**Instruction:**
Extract all lines from the data beneath that include the word "полномочий".
■ ■ ■
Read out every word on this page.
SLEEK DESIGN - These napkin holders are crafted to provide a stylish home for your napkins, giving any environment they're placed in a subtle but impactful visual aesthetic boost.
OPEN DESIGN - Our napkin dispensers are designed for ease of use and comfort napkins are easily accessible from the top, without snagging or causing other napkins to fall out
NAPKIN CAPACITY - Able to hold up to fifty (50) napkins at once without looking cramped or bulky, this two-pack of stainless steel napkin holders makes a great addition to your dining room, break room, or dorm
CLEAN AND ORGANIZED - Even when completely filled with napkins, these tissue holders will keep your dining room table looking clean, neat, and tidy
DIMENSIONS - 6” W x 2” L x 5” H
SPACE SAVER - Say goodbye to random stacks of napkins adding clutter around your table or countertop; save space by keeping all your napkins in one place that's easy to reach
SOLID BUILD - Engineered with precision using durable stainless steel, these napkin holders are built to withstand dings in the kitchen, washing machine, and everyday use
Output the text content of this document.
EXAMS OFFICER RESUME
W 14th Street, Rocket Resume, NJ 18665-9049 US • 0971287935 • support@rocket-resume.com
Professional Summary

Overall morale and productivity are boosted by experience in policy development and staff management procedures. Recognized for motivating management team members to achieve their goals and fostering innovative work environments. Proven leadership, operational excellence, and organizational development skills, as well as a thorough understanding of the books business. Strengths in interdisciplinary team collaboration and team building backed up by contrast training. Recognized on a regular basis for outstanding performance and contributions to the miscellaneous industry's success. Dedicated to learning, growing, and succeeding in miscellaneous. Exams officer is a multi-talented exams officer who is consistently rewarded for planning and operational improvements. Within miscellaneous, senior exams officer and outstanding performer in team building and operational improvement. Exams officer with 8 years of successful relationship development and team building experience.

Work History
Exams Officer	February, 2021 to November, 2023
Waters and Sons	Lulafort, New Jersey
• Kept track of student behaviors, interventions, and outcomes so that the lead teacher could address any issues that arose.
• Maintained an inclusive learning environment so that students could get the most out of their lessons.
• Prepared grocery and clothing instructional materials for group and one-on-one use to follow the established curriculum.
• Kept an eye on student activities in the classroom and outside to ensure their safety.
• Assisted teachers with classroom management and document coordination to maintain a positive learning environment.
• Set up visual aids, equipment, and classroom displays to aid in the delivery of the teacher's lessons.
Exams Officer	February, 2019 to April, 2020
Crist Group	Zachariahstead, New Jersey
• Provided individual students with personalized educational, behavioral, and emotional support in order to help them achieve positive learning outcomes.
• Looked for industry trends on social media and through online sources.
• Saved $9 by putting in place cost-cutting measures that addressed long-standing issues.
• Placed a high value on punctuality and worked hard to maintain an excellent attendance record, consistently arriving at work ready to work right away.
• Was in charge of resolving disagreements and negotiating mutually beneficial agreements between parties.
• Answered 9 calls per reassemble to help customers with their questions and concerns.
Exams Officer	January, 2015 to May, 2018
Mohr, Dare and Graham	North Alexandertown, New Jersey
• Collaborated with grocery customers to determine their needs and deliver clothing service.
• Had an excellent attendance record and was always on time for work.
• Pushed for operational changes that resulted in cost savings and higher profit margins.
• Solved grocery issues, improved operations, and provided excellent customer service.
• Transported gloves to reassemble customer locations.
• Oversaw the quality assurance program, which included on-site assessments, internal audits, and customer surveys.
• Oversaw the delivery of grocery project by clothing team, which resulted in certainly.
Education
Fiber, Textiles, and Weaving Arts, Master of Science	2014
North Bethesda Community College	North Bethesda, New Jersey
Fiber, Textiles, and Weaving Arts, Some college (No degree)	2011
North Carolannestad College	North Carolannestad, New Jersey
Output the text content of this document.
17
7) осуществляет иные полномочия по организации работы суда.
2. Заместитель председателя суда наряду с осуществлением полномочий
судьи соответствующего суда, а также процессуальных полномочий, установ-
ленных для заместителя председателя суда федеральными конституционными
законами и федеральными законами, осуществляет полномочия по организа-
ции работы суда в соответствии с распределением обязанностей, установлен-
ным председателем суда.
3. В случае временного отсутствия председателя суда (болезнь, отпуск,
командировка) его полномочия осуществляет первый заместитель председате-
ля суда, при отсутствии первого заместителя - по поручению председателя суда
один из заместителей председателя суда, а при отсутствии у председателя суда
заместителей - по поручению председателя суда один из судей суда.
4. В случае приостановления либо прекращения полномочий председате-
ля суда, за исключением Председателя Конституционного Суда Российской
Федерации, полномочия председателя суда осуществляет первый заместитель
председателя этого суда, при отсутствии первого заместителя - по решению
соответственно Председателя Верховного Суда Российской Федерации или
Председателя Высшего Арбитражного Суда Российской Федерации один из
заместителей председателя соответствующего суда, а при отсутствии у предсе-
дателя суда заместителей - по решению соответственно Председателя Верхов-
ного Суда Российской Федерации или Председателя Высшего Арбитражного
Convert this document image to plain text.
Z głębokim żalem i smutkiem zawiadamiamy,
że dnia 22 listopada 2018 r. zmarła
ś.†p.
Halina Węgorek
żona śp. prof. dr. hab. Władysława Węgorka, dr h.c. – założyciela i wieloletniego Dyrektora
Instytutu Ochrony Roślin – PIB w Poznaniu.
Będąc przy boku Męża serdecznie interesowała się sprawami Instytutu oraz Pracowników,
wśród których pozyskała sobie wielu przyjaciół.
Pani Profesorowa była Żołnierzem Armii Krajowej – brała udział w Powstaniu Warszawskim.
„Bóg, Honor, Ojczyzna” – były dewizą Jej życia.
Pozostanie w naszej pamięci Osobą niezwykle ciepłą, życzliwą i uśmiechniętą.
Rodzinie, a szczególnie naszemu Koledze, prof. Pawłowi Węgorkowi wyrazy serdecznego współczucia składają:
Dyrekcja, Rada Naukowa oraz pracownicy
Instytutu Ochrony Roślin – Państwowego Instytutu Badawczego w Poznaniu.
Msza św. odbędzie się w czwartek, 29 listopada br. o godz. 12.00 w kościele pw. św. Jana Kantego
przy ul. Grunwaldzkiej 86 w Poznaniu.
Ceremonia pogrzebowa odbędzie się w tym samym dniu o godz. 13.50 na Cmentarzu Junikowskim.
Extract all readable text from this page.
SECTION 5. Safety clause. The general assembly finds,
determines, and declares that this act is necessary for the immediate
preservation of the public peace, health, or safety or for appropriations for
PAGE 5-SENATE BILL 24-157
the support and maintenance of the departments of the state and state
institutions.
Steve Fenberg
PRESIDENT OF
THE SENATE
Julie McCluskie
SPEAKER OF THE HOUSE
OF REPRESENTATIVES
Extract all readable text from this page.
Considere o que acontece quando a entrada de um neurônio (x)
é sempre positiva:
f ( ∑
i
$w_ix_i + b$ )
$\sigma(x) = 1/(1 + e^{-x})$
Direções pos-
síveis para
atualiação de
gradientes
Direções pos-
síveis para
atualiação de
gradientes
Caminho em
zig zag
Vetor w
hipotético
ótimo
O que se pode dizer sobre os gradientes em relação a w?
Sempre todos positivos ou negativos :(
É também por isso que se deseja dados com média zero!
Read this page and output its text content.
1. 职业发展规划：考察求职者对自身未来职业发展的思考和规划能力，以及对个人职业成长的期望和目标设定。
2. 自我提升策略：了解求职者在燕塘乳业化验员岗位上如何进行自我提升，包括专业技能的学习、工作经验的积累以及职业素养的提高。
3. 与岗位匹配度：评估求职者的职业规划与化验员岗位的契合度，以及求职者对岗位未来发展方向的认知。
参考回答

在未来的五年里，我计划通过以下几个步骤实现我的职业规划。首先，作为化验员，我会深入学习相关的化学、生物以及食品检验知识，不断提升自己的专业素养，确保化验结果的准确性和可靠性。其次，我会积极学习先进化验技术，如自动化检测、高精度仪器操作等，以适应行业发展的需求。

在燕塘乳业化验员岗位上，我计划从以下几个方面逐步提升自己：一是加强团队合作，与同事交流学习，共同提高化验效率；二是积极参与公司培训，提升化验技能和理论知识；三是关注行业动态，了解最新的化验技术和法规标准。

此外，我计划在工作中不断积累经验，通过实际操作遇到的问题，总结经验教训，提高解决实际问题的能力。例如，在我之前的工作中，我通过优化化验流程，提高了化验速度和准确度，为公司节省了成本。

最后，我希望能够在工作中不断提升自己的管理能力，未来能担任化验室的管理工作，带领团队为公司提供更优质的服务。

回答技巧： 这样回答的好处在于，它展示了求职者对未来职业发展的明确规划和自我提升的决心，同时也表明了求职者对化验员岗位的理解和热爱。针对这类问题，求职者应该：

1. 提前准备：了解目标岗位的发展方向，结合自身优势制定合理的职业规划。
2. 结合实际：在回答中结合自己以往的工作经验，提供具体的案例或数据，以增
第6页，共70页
■ ■ ■
**Exercise answer:**
2. Заместитель председателя суда наряду с осуществлением полномочий
судьи соответствующего суда, а также процессуальных полномочий, установ-
4. В случае приостановления либо прекращения полномочий председате-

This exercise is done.